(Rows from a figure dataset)

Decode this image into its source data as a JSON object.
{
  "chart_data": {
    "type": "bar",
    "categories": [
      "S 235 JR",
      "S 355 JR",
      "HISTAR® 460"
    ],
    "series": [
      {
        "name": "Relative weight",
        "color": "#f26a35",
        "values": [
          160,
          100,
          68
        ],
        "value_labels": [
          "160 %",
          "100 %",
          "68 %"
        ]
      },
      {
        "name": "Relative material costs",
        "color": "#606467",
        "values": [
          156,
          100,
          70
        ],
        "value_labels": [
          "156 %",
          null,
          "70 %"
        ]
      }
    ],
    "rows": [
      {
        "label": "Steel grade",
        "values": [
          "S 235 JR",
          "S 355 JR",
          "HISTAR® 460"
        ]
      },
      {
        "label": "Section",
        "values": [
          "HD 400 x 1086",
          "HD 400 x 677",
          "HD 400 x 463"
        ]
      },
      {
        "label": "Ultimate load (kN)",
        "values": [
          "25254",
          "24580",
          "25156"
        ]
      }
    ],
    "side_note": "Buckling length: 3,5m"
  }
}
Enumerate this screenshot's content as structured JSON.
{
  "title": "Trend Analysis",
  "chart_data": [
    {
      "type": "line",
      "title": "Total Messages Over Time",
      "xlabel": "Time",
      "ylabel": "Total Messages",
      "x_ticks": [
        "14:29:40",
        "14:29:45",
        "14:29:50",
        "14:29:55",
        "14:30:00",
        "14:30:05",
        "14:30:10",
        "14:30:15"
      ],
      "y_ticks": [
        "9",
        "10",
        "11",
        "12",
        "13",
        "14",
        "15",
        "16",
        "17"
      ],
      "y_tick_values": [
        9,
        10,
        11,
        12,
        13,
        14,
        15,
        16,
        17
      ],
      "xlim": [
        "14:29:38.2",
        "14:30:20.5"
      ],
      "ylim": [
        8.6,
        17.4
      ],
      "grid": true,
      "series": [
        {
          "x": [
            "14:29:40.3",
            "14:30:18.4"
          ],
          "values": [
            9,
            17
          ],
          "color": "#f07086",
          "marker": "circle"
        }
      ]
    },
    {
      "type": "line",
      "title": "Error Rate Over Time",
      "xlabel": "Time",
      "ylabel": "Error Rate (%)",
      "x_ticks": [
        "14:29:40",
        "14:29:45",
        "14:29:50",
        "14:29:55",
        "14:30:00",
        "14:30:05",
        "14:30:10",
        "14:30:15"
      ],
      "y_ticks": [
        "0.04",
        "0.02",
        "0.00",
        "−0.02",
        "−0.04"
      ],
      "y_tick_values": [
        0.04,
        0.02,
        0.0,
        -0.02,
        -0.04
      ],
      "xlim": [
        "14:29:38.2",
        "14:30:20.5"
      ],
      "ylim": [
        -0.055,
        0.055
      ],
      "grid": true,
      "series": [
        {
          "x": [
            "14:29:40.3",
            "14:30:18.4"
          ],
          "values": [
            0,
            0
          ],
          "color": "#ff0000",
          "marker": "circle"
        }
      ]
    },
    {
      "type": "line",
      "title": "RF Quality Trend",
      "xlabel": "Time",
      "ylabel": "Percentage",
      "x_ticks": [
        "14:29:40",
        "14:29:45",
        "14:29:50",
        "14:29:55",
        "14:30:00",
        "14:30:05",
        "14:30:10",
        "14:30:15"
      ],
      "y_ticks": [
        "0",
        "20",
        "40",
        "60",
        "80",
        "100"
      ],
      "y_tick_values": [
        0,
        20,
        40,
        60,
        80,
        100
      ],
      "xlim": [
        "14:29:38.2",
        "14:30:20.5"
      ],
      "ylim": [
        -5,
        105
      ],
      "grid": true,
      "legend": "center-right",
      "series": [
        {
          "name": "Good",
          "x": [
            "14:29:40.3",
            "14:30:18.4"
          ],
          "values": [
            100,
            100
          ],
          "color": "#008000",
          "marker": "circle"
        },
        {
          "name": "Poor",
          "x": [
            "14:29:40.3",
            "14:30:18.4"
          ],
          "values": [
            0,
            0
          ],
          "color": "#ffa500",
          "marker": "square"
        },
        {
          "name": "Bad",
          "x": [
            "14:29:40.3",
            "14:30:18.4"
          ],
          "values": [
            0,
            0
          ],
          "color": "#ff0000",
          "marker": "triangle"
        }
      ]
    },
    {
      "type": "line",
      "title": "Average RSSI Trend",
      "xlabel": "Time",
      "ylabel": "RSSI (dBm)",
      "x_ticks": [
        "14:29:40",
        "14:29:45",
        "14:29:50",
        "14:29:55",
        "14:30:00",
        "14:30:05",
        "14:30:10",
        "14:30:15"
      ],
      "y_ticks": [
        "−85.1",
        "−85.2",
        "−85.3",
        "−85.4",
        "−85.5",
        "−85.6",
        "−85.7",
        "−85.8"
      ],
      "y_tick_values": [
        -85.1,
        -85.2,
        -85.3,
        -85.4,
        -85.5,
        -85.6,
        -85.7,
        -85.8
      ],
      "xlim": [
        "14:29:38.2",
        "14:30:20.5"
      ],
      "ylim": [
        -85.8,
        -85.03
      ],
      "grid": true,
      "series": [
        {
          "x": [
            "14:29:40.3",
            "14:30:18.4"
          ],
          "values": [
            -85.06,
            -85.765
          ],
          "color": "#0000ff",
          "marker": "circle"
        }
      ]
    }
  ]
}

● Instructions to follow:
Reproduce the material above without altering a single character.

● The completed task:
Decode this image into its source data as a JSON object.
{
  "chart_data": {
    "type": "bar",
    "categories": [
      "S 235 JR",
      "S 355 JR",
      "HISTAR® 460"
    ],
    "series": [
      {
        "name": "Relative weight",
        "color": "#f26a35",
        "values": [
          160,
          100,
          68
        ],
        "value_labels": [
          "160 %",
          "100 %",
          "68 %"
        ]
      },
      {
        "name": "Relative material costs",
        "color": "#606467",
        "values": [
          156,
          100,
          70
        ],
        "value_labels": [
          "156 %",
          null,
          "70 %"
        ]
      }
    ],
    "rows": [
      {
        "label": "Steel grade",
        "values": [
          "S 235 JR",
          "S 355 JR",
          "HISTAR® 460"
        ]
      },
      {
        "label": "Section",
        "values": [
          "HD 400 x 1086",
          "HD 400 x 677",
          "HD 400 x 463"
        ]
      },
      {
        "label": "Ultimate load (kN)",
        "values": [
          "25254",
          "24580",
          "25156"
        ]
      }
    ],
    "side_note": "Buckling length: 3,5m"
  }
}
Enumerate this screenshot's content as structured JSON.
{
  "title": "Trend Analysis",
  "chart_data": [
    {
      "type": "line",
      "title": "Total Messages Over Time",
      "xlabel": "Time",
      "ylabel": "Total Messages",
      "x_ticks": [
        "14:29:40",
        "14:29:45",
        "14:29:50",
        "14:29:55",
        "14:30:00",
        "14:30:05",
        "14:30:10",
        "14:30:15"
      ],
      "y_ticks": [
        "9",
        "10",
        "11",
        "12",
        "13",
        "14",
        "15",
        "16",
        "17"
      ],
      "y_tick_values": [
        9,
        10,
        11,
        12,
        13,
        14,
        15,
        16,
        17
      ],
      "xlim": [
        "14:29:38.2",
        "14:30:20.5"
      ],
      "ylim": [
        8.6,
        17.4
      ],
      "grid": true,
      "series": [
        {
          "x": [
            "14:29:40.3",
            "14:30:18.4"
          ],
          "values": [
            9,
            17
          ],
          "color": "#f07086",
          "marker": "circle"
        }
      ]
    },
    {
      "type": "line",
      "title": "Error Rate Over Time",
      "xlabel": "Time",
      "ylabel": "Error Rate (%)",
      "x_ticks": [
        "14:29:40",
        "14:29:45",
        "14:29:50",
        "14:29:55",
        "14:30:00",
        "14:30:05",
        "14:30:10",
        "14:30:15"
      ],
      "y_ticks": [
        "0.04",
        "0.02",
        "0.00",
        "−0.02",
        "−0.04"
      ],
      "y_tick_values": [
        0.04,
        0.02,
        0.0,
        -0.02,
        -0.04
      ],
      "xlim": [
        "14:29:38.2",
        "14:30:20.5"
      ],
      "ylim": [
        -0.055,
        0.055
      ],
      "grid": true,
      "series": [
        {
          "x": [
            "14:29:40.3",
            "14:30:18.4"
          ],
          "values": [
            0,
            0
          ],
          "color": "#ff0000",
          "marker": "circle"
        }
      ]
    },
    {
      "type": "line",
      "title": "RF Quality Trend",
      "xlabel": "Time",
      "ylabel": "Percentage",
      "x_ticks": [
        "14:29:40",
        "14:29:45",
        "14:29:50",
        "14:29:55",
        "14:30:00",
        "14:30:05",
        "14:30:10",
        "14:30:15"
      ],
      "y_ticks": [
        "0",
        "20",
        "40",
        "60",
        "80",
        "100"
      ],
      "y_tick_values": [
        0,
        20,
        40,
        60,
        80,
        100
      ],
      "xlim": [
        "14:29:38.2",
        "14:30:20.5"
      ],
      "ylim": [
        -5,
        105
      ],
      "grid": true,
      "legend": "center-right",
      "series": [
        {
          "name": "Good",
          "x": [
            "14:29:40.3",
            "14:30:18.4"
          ],
          "values": [
            100,
            100
          ],
          "color": "#008000",
          "marker": "circle"
        },
        {
          "name": "Poor",
          "x": [
            "14:29:40.3",
            "14:30:18.4"
          ],
          "values": [
            0,
            0
          ],
          "color": "#ffa500",
          "marker": "square"
        },
        {
          "name": "Bad",
          "x": [
            "14:29:40.3",
            "14:30:18.4"
          ],
          "values": [
            0,
            0
          ],
          "color": "#ff0000",
          "marker": "triangle"
        }
      ]
    },
    {
      "type": "line",
      "title": "Average RSSI Trend",
      "xlabel": "Time",
      "ylabel": "RSSI (dBm)",
      "x_ticks": [
        "14:29:40",
        "14:29:45",
        "14:29:50",
        "14:29:55",
        "14:30:00",
        "14:30:05",
        "14:30:10",
        "14:30:15"
      ],
      "y_ticks": [
        "−85.1",
        "−85.2",
        "−85.3",
        "−85.4",
        "−85.5",
        "−85.6",
        "−85.7",
        "−85.8"
      ],
      "y_tick_values": [
        -85.1,
        -85.2,
        -85.3,
        -85.4,
        -85.5,
        -85.6,
        -85.7,
        -85.8
      ],
      "xlim": [
        "14:29:38.2",
        "14:30:20.5"
      ],
      "ylim": [
        -85.8,
        -85.03
      ],
      "grid": true,
      "series": [
        {
          "x": [
            "14:29:40.3",
            "14:30:18.4"
          ],
          "values": [
            -85.06,
            -85.765
          ],
          "color": "#0000ff",
          "marker": "circle"
        }
      ]
    }
  ]
}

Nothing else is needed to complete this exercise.